Pull every "JSON" line out of the data below.

» Information shown:
——
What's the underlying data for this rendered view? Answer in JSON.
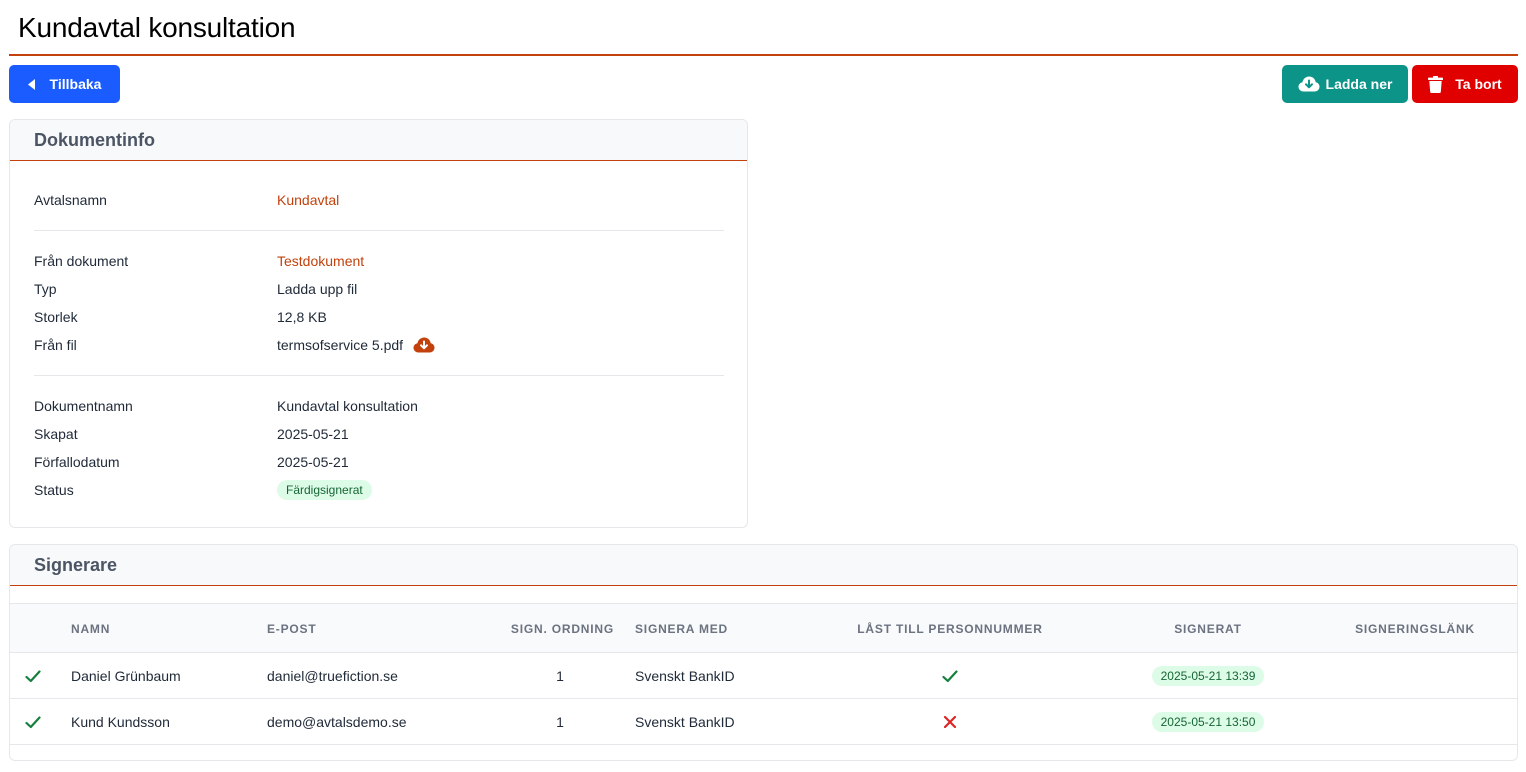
{
  "page": {
    "title": "Kundavtal konsultation"
  },
  "toolbar": {
    "back_label": "Tillbaka",
    "download_label": "Ladda ner",
    "delete_label": "Ta bort"
  },
  "colors": {
    "accent": "#c2410c",
    "primary": "#1a5cff",
    "download": "#0d9488",
    "danger": "#e00000",
    "success": "#15803d",
    "error": "#dc2626"
  },
  "document_info": {
    "header": "Dokumentinfo",
    "agreement_name_label": "Avtalsnamn",
    "agreement_name_value": "Kundavtal",
    "from_document_label": "Från dokument",
    "from_document_value": "Testdokument",
    "type_label": "Typ",
    "type_value": "Ladda upp fil",
    "size_label": "Storlek",
    "size_value": "12,8 KB",
    "from_file_label": "Från fil",
    "from_file_value": "termsofservice 5.pdf",
    "document_name_label": "Dokumentnamn",
    "document_name_value": "Kundavtal konsultation",
    "created_label": "Skapat",
    "created_value": "2025-05-21",
    "due_date_label": "Förfallodatum",
    "due_date_value": "2025-05-21",
    "status_label": "Status",
    "status_value": "Färdigsignerat"
  },
  "signers": {
    "header": "Signerare",
    "columns": {
      "name": "NAMN",
      "email": "E-POST",
      "order": "SIGN. ORDNING",
      "sign_with": "SIGNERA MED",
      "locked": "LÅST TILL PERSONNUMMER",
      "signed": "SIGNERAT",
      "link": "SIGNERINGSLÄNK"
    },
    "rows": [
      {
        "status_icon": "check-icon",
        "name": "Daniel Grünbaum",
        "email": "daniel@truefiction.se",
        "order": "1",
        "sign_with": "Svenskt BankID",
        "locked_icon": "check-icon",
        "signed": "2025-05-21 13:39"
      },
      {
        "status_icon": "check-icon",
        "name": "Kund Kundsson",
        "email": "demo@avtalsdemo.se",
        "order": "1",
        "sign_with": "Svenskt BankID",
        "locked_icon": "cross-icon",
        "signed": "2025-05-21 13:50"
      }
    ]
  }
}
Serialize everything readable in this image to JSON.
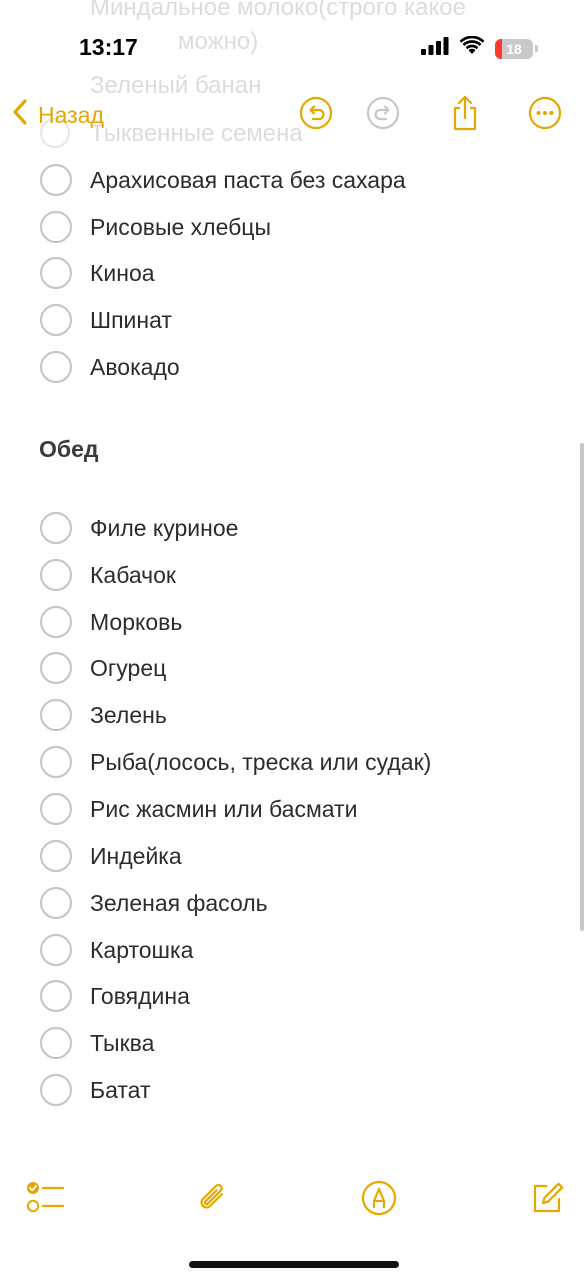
{
  "status_bar": {
    "time": "13:17",
    "battery_level": "18",
    "battery_fraction": 0.18
  },
  "ghost_lines": [
    "Миндальное молоко(строго какое",
    "можно)",
    "Зеленый банан",
    "Тыквенные семена"
  ],
  "nav": {
    "back_label": "Назад",
    "accent_color": "#e5a800"
  },
  "checklist_top": [
    "Арахисовая паста без сахара",
    "Рисовые хлебцы",
    "Киноа",
    "Шпинат",
    "Авокадо"
  ],
  "section": {
    "heading": "Обед"
  },
  "checklist_lunch": [
    "Филе куриное",
    "Кабачок",
    "Морковь",
    "Огурец",
    "Зелень",
    "Рыба(лосось, треска или судак)",
    "Рис жасмин или басмати",
    "Индейка",
    "Зеленая фасоль",
    "Картошка",
    "Говядина",
    "Тыква",
    "Батат"
  ],
  "toolbar": {
    "icons": [
      "checklist-icon",
      "paperclip-icon",
      "markup-pen-icon",
      "compose-icon"
    ]
  }
}
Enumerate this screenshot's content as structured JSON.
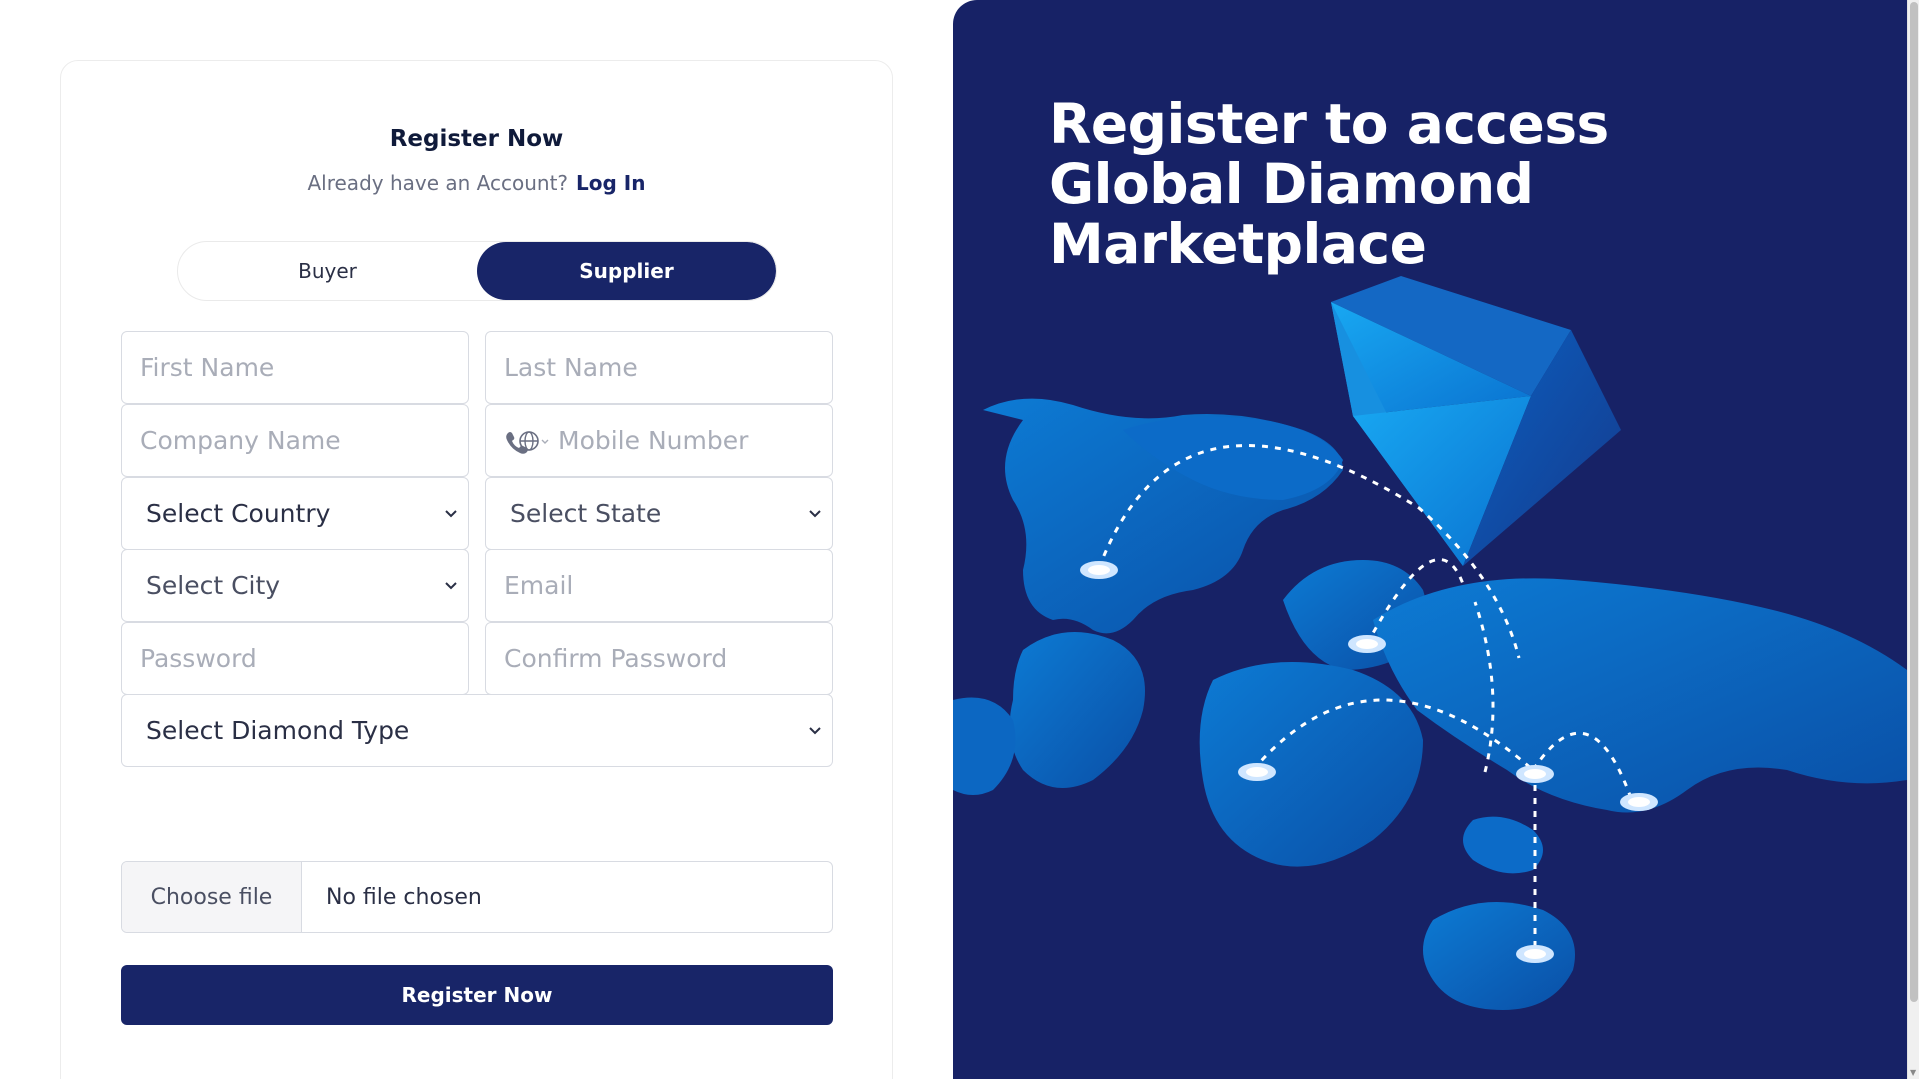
{
  "form": {
    "title": "Register Now",
    "account_prompt": "Already have an Account?",
    "login_link": "Log In",
    "tabs": [
      {
        "label": "Buyer",
        "active": false
      },
      {
        "label": "Supplier",
        "active": true
      }
    ],
    "fields": {
      "first_name": {
        "placeholder": "First Name"
      },
      "last_name": {
        "placeholder": "Last Name"
      },
      "company_name": {
        "placeholder": "Company Name"
      },
      "mobile_number": {
        "placeholder": "Mobile Number"
      },
      "country": {
        "value": "Select Country"
      },
      "state": {
        "value": "Select State"
      },
      "city": {
        "value": "Select City"
      },
      "email": {
        "placeholder": "Email"
      },
      "password": {
        "placeholder": "Password"
      },
      "confirm_password": {
        "placeholder": "Confirm Password"
      },
      "diamond_type": {
        "value": "Select Diamond Type"
      }
    },
    "file_input": {
      "button_label": "Choose file",
      "status": "No file chosen"
    },
    "submit_label": "Register Now"
  },
  "hero": {
    "heading": "Register to access Global Diamond Marketplace",
    "illustration": [
      "world-map",
      "diamond",
      "connection-pins"
    ]
  },
  "colors": {
    "primary": "#182568",
    "hero_background": "#172266",
    "map_blue": "#0a6fc4",
    "diamond_light": "#1fa6f0"
  },
  "icons": [
    "phone-globe-icon",
    "chevron-down-icon"
  ]
}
——
» Solution:
What's the underlying data for this rendered view? Answer in JSON.
Serialize everything readable in this image to JSON.
Enumerate this screenshot's content as structured JSON.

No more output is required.